Exercise – Repeat, word for word, every line from the line holding "Parse this screenshot: output" through the final line of the entries below. Skip all pictures.

--- BEGIN Entries ---

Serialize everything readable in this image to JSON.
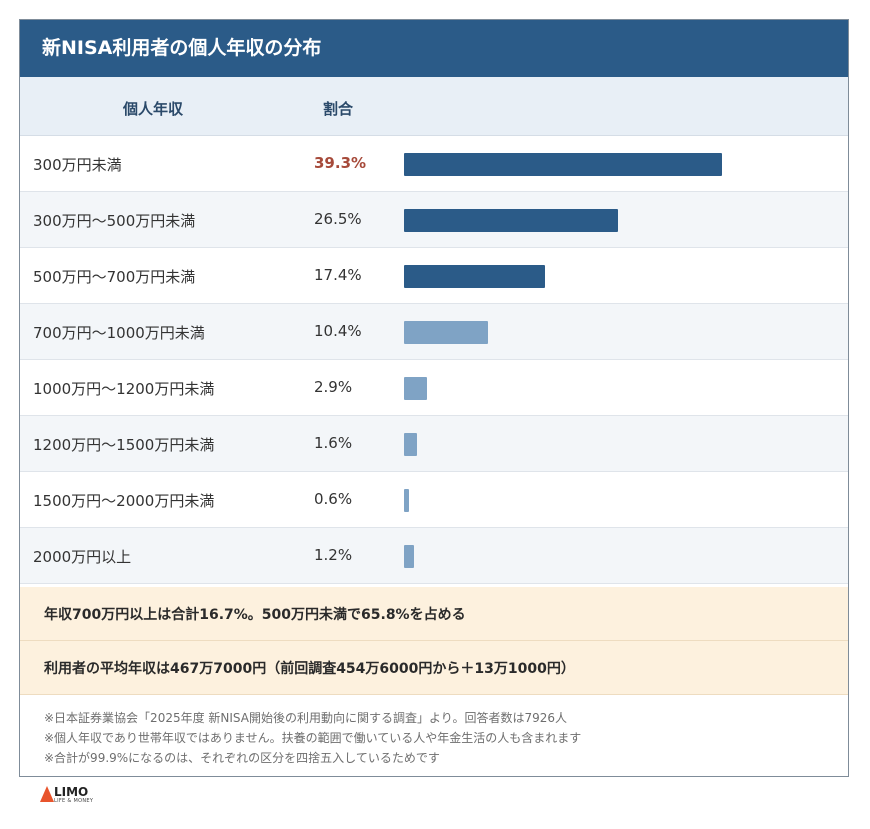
{
  "title": "新NISA利用者の個人年収の分布",
  "headers": {
    "label": "個人年収",
    "share": "割合"
  },
  "chart_data": {
    "type": "bar",
    "title": "新NISA利用者の個人年収の分布",
    "categories": [
      "300万円未満",
      "300万円〜500万円未満",
      "500万円〜700万円未満",
      "700万円〜1000万円未満",
      "1000万円〜1200万円未満",
      "1200万円〜1500万円未満",
      "1500万円〜2000万円未満",
      "2000万円以上"
    ],
    "values": [
      39.3,
      26.5,
      17.4,
      10.4,
      2.9,
      1.6,
      0.6,
      1.2
    ],
    "value_labels": [
      "39.3%",
      "26.5%",
      "17.4%",
      "10.4%",
      "2.9%",
      "1.6%",
      "0.6%",
      "1.2%"
    ],
    "unit": "%",
    "xlim": [
      0,
      50
    ],
    "colors": {
      "under_700": "#2b5b88",
      "700_plus": "#7fa3c5",
      "highlight_text": "#a64a3a"
    }
  },
  "notes": [
    "年収700万円以上は合計16.7%。500万円未満で65.8%を占める",
    "利用者の平均年収は467万7000円（前回調査454万6000円から＋13万1000円）"
  ],
  "footnotes": [
    "※日本証券業協会「2025年度 新NISA開始後の利用動向に関する調査」より。回答者数は7926人",
    "※個人年収であり世帯年収ではありません。扶養の範囲で働いている人や年金生活の人も含まれます",
    "※合計が99.9%になるのは、それぞれの区分を四捨五入しているためです"
  ],
  "logo": {
    "name": "LIMO",
    "tagline": "LIFE & MONEY"
  }
}
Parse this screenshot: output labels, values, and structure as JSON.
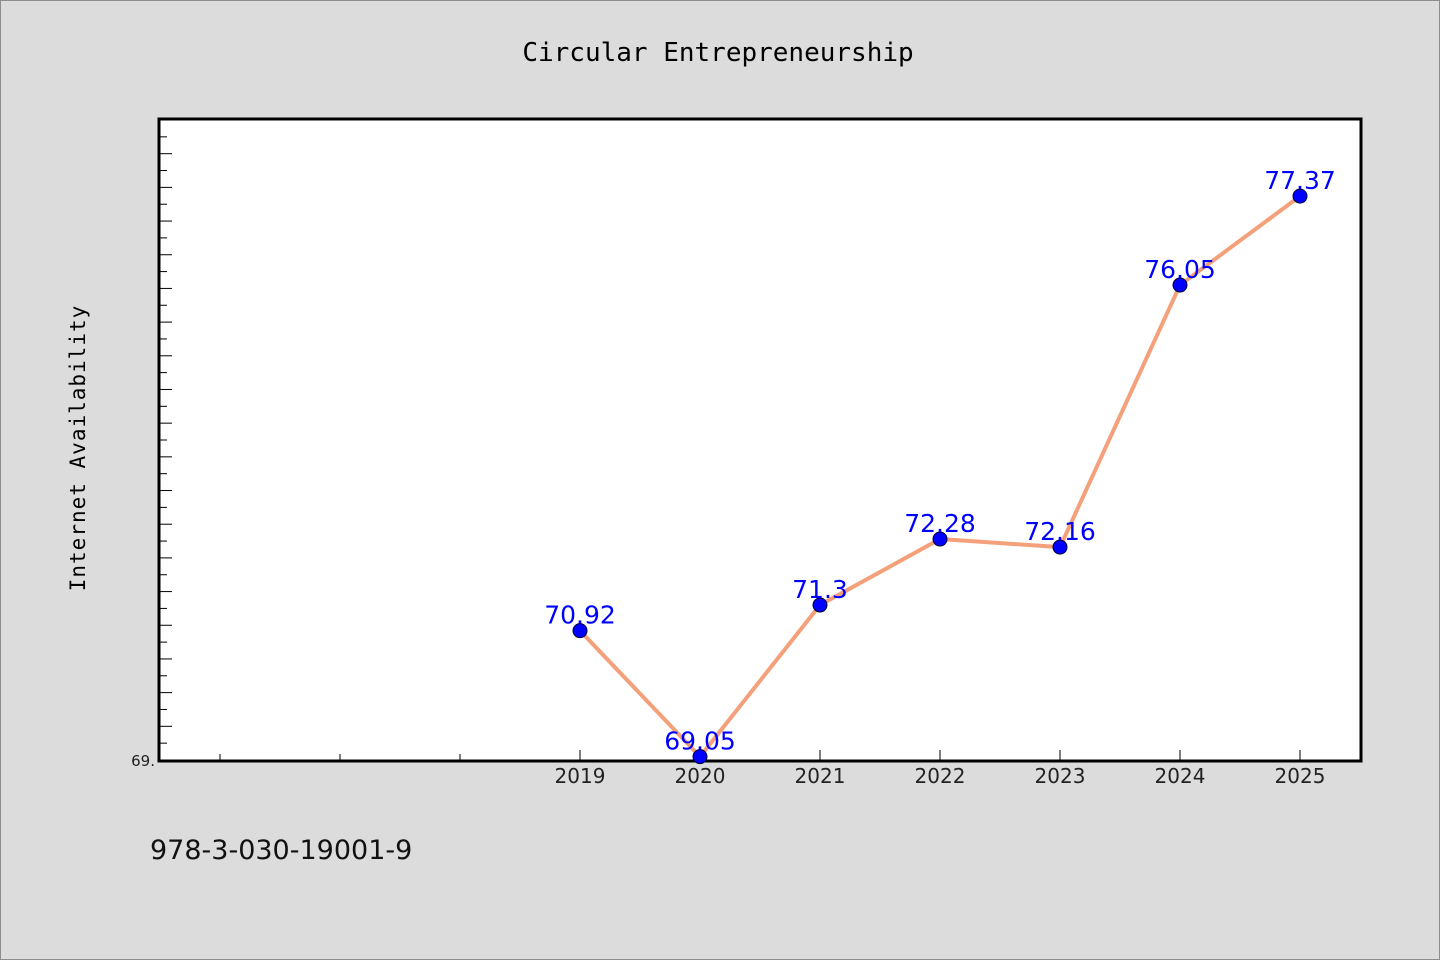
{
  "chart_data": {
    "type": "line",
    "title": "Circular Entrepreneurship",
    "xlabel": "",
    "ylabel": "Internet Availability",
    "categories": [
      "2019",
      "2020",
      "2021",
      "2022",
      "2023",
      "2024",
      "2025"
    ],
    "values": [
      70.92,
      69.05,
      71.3,
      72.28,
      72.16,
      76.05,
      77.37
    ],
    "data_labels": [
      "70.92",
      "69.05",
      "71.3",
      "72.28",
      "72.16",
      "76.05",
      "77.37"
    ],
    "y_min_label": "69.",
    "ylim": [
      69.0,
      78.5
    ],
    "xlim": [
      2015.5,
      2025.5
    ],
    "grid": false,
    "legend": "none",
    "line_color": "#f4a07a",
    "marker_color": "#0000ff",
    "label_color": "#0000ff"
  },
  "footnote": "978-3-030-19001-9"
}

--- END Entries ---

The result –
Parse this screenshot: output labels, values, and structure as JSON.
{
  "chart_data": {
    "type": "line",
    "title": "Circular Entrepreneurship",
    "xlabel": "",
    "ylabel": "Internet Availability",
    "categories": [
      "2019",
      "2020",
      "2021",
      "2022",
      "2023",
      "2024",
      "2025"
    ],
    "values": [
      70.92,
      69.05,
      71.3,
      72.28,
      72.16,
      76.05,
      77.37
    ],
    "data_labels": [
      "70.92",
      "69.05",
      "71.3",
      "72.28",
      "72.16",
      "76.05",
      "77.37"
    ],
    "y_min_label": "69.",
    "ylim": [
      69.0,
      78.5
    ],
    "xlim": [
      2015.5,
      2025.5
    ],
    "grid": false,
    "legend": "none",
    "line_color": "#f4a07a",
    "marker_color": "#0000ff",
    "label_color": "#0000ff"
  },
  "footnote": "978-3-030-19001-9"
}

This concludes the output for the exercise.